* Set exercise: Reproduce the material in full, exactly as written.

* Extracted material:
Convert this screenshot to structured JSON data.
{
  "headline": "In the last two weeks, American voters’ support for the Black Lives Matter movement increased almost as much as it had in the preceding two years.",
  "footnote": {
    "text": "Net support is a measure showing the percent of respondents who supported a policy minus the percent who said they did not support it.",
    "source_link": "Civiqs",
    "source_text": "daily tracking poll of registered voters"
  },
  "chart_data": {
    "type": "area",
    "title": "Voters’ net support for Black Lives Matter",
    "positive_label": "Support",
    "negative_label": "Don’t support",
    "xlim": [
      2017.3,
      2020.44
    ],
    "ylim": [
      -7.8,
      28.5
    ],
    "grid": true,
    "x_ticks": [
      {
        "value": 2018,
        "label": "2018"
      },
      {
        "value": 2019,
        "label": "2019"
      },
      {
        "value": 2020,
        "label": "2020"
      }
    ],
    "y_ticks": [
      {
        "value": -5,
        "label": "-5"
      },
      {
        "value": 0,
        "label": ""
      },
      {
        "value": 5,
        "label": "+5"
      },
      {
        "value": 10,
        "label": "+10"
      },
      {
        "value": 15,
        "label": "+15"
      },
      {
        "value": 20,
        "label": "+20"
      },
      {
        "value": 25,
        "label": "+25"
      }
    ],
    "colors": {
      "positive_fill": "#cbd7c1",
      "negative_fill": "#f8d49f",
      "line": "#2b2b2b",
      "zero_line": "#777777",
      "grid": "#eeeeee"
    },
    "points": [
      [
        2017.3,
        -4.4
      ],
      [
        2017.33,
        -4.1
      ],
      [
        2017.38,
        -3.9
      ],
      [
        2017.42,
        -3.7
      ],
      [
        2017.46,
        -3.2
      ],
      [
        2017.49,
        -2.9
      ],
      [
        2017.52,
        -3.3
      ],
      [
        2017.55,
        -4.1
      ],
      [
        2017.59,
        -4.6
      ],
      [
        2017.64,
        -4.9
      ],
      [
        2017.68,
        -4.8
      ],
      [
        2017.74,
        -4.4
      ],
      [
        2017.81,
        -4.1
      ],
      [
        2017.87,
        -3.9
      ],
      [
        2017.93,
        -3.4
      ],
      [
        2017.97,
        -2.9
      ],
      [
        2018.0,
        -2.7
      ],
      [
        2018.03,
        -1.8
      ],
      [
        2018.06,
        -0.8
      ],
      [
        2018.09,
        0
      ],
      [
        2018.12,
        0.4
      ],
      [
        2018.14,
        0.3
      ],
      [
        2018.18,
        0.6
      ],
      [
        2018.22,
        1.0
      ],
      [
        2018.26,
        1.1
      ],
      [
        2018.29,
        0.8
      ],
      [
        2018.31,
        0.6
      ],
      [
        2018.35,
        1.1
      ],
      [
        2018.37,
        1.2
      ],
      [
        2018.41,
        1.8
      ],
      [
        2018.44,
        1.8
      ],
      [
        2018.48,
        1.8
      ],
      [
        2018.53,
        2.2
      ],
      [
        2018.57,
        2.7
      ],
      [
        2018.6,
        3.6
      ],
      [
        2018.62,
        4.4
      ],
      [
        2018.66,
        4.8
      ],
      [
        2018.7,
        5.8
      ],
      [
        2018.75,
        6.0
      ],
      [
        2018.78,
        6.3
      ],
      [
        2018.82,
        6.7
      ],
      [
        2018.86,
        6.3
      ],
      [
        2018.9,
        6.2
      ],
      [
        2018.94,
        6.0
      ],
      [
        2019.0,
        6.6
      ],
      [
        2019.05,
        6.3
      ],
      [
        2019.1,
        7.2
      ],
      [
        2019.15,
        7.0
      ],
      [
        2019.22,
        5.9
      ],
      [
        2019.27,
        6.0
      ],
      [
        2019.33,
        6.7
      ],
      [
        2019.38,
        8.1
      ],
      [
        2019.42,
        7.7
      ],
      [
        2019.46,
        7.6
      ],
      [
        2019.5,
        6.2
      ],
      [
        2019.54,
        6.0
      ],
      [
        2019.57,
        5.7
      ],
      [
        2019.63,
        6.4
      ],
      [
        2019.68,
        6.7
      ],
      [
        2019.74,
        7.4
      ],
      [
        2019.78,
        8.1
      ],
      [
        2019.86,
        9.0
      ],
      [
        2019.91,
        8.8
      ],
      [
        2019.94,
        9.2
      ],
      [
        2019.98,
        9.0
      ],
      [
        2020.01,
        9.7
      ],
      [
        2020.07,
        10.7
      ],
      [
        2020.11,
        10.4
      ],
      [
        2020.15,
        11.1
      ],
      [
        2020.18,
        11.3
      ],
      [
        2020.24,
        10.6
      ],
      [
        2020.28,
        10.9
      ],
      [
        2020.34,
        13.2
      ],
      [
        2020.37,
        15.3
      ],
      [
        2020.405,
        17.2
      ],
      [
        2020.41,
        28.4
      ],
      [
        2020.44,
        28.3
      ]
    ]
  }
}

* Right answer:
Convert this screenshot to structured JSON data.
{
  "headline": "In the last two weeks, American voters’ support for the Black Lives Matter movement increased almost as much as it had in the preceding two years.",
  "footnote": {
    "text": "Net support is a measure showing the percent of respondents who supported a policy minus the percent who said they did not support it.",
    "source_link": "Civiqs",
    "source_text": "daily tracking poll of registered voters"
  },
  "chart_data": {
    "type": "area",
    "title": "Voters’ net support for Black Lives Matter",
    "positive_label": "Support",
    "negative_label": "Don’t support",
    "xlim": [
      2017.3,
      2020.44
    ],
    "ylim": [
      -7.8,
      28.5
    ],
    "grid": true,
    "x_ticks": [
      {
        "value": 2018,
        "label": "2018"
      },
      {
        "value": 2019,
        "label": "2019"
      },
      {
        "value": 2020,
        "label": "2020"
      }
    ],
    "y_ticks": [
      {
        "value": -5,
        "label": "-5"
      },
      {
        "value": 0,
        "label": ""
      },
      {
        "value": 5,
        "label": "+5"
      },
      {
        "value": 10,
        "label": "+10"
      },
      {
        "value": 15,
        "label": "+15"
      },
      {
        "value": 20,
        "label": "+20"
      },
      {
        "value": 25,
        "label": "+25"
      }
    ],
    "colors": {
      "positive_fill": "#cbd7c1",
      "negative_fill": "#f8d49f",
      "line": "#2b2b2b",
      "zero_line": "#777777",
      "grid": "#eeeeee"
    },
    "points": [
      [
        2017.3,
        -4.4
      ],
      [
        2017.33,
        -4.1
      ],
      [
        2017.38,
        -3.9
      ],
      [
        2017.42,
        -3.7
      ],
      [
        2017.46,
        -3.2
      ],
      [
        2017.49,
        -2.9
      ],
      [
        2017.52,
        -3.3
      ],
      [
        2017.55,
        -4.1
      ],
      [
        2017.59,
        -4.6
      ],
      [
        2017.64,
        -4.9
      ],
      [
        2017.68,
        -4.8
      ],
      [
        2017.74,
        -4.4
      ],
      [
        2017.81,
        -4.1
      ],
      [
        2017.87,
        -3.9
      ],
      [
        2017.93,
        -3.4
      ],
      [
        2017.97,
        -2.9
      ],
      [
        2018.0,
        -2.7
      ],
      [
        2018.03,
        -1.8
      ],
      [
        2018.06,
        -0.8
      ],
      [
        2018.09,
        0
      ],
      [
        2018.12,
        0.4
      ],
      [
        2018.14,
        0.3
      ],
      [
        2018.18,
        0.6
      ],
      [
        2018.22,
        1.0
      ],
      [
        2018.26,
        1.1
      ],
      [
        2018.29,
        0.8
      ],
      [
        2018.31,
        0.6
      ],
      [
        2018.35,
        1.1
      ],
      [
        2018.37,
        1.2
      ],
      [
        2018.41,
        1.8
      ],
      [
        2018.44,
        1.8
      ],
      [
        2018.48,
        1.8
      ],
      [
        2018.53,
        2.2
      ],
      [
        2018.57,
        2.7
      ],
      [
        2018.6,
        3.6
      ],
      [
        2018.62,
        4.4
      ],
      [
        2018.66,
        4.8
      ],
      [
        2018.7,
        5.8
      ],
      [
        2018.75,
        6.0
      ],
      [
        2018.78,
        6.3
      ],
      [
        2018.82,
        6.7
      ],
      [
        2018.86,
        6.3
      ],
      [
        2018.9,
        6.2
      ],
      [
        2018.94,
        6.0
      ],
      [
        2019.0,
        6.6
      ],
      [
        2019.05,
        6.3
      ],
      [
        2019.1,
        7.2
      ],
      [
        2019.15,
        7.0
      ],
      [
        2019.22,
        5.9
      ],
      [
        2019.27,
        6.0
      ],
      [
        2019.33,
        6.7
      ],
      [
        2019.38,
        8.1
      ],
      [
        2019.42,
        7.7
      ],
      [
        2019.46,
        7.6
      ],
      [
        2019.5,
        6.2
      ],
      [
        2019.54,
        6.0
      ],
      [
        2019.57,
        5.7
      ],
      [
        2019.63,
        6.4
      ],
      [
        2019.68,
        6.7
      ],
      [
        2019.74,
        7.4
      ],
      [
        2019.78,
        8.1
      ],
      [
        2019.86,
        9.0
      ],
      [
        2019.91,
        8.8
      ],
      [
        2019.94,
        9.2
      ],
      [
        2019.98,
        9.0
      ],
      [
        2020.01,
        9.7
      ],
      [
        2020.07,
        10.7
      ],
      [
        2020.11,
        10.4
      ],
      [
        2020.15,
        11.1
      ],
      [
        2020.18,
        11.3
      ],
      [
        2020.24,
        10.6
      ],
      [
        2020.28,
        10.9
      ],
      [
        2020.34,
        13.2
      ],
      [
        2020.37,
        15.3
      ],
      [
        2020.405,
        17.2
      ],
      [
        2020.41,
        28.4
      ],
      [
        2020.44,
        28.3
      ]
    ]
  }
}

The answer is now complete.